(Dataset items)
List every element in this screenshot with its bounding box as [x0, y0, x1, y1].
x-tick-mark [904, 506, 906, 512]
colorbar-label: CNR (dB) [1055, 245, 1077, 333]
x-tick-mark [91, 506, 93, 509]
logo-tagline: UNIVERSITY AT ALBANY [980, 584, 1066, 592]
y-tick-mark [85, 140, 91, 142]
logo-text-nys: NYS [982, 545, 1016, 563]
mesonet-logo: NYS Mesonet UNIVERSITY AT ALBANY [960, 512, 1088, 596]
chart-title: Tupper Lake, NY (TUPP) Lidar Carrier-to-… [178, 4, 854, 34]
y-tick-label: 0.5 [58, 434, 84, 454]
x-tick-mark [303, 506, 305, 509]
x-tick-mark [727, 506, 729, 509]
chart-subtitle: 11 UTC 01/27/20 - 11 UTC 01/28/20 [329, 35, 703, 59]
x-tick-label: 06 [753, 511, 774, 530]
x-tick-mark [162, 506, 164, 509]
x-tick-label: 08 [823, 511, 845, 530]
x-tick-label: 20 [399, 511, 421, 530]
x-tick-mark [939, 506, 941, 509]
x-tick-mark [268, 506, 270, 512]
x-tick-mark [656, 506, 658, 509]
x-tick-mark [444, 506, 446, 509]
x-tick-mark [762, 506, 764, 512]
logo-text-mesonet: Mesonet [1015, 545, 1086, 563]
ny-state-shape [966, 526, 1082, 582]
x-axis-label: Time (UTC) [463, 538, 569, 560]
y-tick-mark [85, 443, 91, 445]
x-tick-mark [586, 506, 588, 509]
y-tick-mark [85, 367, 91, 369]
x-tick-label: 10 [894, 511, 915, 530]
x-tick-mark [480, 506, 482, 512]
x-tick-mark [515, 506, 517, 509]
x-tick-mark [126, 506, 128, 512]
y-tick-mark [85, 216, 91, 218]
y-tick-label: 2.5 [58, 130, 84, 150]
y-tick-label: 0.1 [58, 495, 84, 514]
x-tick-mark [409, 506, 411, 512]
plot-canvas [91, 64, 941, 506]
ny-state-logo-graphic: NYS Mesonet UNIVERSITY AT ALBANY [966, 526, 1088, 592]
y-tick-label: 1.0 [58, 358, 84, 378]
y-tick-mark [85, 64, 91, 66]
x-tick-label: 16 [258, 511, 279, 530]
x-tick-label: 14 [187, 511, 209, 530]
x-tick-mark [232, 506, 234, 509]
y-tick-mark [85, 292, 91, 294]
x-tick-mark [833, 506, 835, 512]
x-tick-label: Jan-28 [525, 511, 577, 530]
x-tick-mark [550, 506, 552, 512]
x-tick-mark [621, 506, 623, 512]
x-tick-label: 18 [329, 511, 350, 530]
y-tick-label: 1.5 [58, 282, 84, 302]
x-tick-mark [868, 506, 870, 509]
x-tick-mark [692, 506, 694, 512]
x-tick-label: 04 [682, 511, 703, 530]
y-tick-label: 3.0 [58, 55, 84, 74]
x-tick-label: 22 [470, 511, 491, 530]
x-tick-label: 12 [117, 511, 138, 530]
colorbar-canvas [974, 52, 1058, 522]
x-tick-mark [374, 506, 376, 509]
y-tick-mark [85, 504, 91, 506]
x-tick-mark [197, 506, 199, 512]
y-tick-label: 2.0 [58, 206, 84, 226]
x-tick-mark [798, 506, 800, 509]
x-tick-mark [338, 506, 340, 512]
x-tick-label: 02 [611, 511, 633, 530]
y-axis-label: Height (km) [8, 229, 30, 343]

### What this task involves
Set out the lines of each item above as a JSON list of strings, one string per line, omitting blank lines.

### Reply to the task
[
  "List every element in this screenshot with its bounding box as [x0, y0, x1, y1].",
  "x-tick-mark [904, 506, 906, 512]",
  "colorbar-label: CNR (dB) [1055, 245, 1077, 333]",
  "x-tick-mark [91, 506, 93, 509]",
  "logo-tagline: UNIVERSITY AT ALBANY [980, 584, 1066, 592]",
  "y-tick-mark [85, 140, 91, 142]",
  "logo-text-nys: NYS [982, 545, 1016, 563]",
  "mesonet-logo: NYS Mesonet UNIVERSITY AT ALBANY [960, 512, 1088, 596]",
  "chart-title: Tupper Lake, NY (TUPP) Lidar Carrier-to-… [178, 4, 854, 34]",
  "y-tick-label: 0.5 [58, 434, 84, 454]",
  "x-tick-mark [303, 506, 305, 509]",
  "x-tick-mark [727, 506, 729, 509]",
  "chart-subtitle: 11 UTC 01/27/20 - 11 UTC 01/28/20 [329, 35, 703, 59]",
  "x-tick-label: 06 [753, 511, 774, 530]",
  "x-tick-mark [162, 506, 164, 509]",
  "x-tick-label: 08 [823, 511, 845, 530]",
  "x-tick-label: 20 [399, 511, 421, 530]",
  "x-tick-mark [939, 506, 941, 509]",
  "x-tick-mark [268, 506, 270, 512]",
  "x-tick-mark [656, 506, 658, 509]",
  "x-tick-mark [444, 506, 446, 509]",
  "x-tick-mark [762, 506, 764, 512]",
  "logo-text-mesonet: Mesonet [1015, 545, 1086, 563]",
  "ny-state-shape [966, 526, 1082, 582]",
  "x-axis-label: Time (UTC) [463, 538, 569, 560]",
  "y-tick-mark [85, 443, 91, 445]",
  "x-tick-mark [586, 506, 588, 509]",
  "y-tick-mark [85, 367, 91, 369]",
  "x-tick-label: 10 [894, 511, 915, 530]",
  "x-tick-mark [480, 506, 482, 512]",
  "x-tick-mark [515, 506, 517, 509]",
  "x-tick-mark [126, 506, 128, 512]",
  "y-tick-mark [85, 216, 91, 218]",
  "y-tick-label: 2.5 [58, 130, 84, 150]",
  "y-tick-label: 0.1 [58, 495, 84, 514]",
  "x-tick-mark [409, 506, 411, 512]",
  "plot-canvas [91, 64, 941, 506]",
  "ny-state-logo-graphic: NYS Mesonet UNIVERSITY AT ALBANY [966, 526, 1088, 592]",
  "y-tick-label: 1.0 [58, 358, 84, 378]",
  "y-tick-mark [85, 64, 91, 66]",
  "x-tick-label: 16 [258, 511, 279, 530]",
  "x-tick-label: 14 [187, 511, 209, 530]",
  "x-tick-mark [232, 506, 234, 509]",
  "y-tick-mark [85, 292, 91, 294]",
  "x-tick-mark [833, 506, 835, 512]",
  "x-tick-label: Jan-28 [525, 511, 577, 530]",
  "x-tick-mark [550, 506, 552, 512]",
  "x-tick-mark [621, 506, 623, 512]",
  "x-tick-label: 18 [329, 511, 350, 530]",
  "y-tick-label: 1.5 [58, 282, 84, 302]",
  "x-tick-mark [868, 506, 870, 509]",
  "x-tick-mark [692, 506, 694, 512]",
  "x-tick-label: 04 [682, 511, 703, 530]",
  "y-tick-label: 3.0 [58, 55, 84, 74]",
  "x-tick-label: 22 [470, 511, 491, 530]",
  "x-tick-label: 12 [117, 511, 138, 530]",
  "colorbar-canvas [974, 52, 1058, 522]",
  "x-tick-mark [374, 506, 376, 509]",
  "y-tick-mark [85, 504, 91, 506]",
  "x-tick-mark [197, 506, 199, 512]",
  "y-tick-label: 2.0 [58, 206, 84, 226]",
  "x-tick-mark [798, 506, 800, 509]",
  "x-tick-mark [338, 506, 340, 512]",
  "x-tick-label: 02 [611, 511, 633, 530]",
  "y-axis-label: Height (km) [8, 229, 30, 343]"
]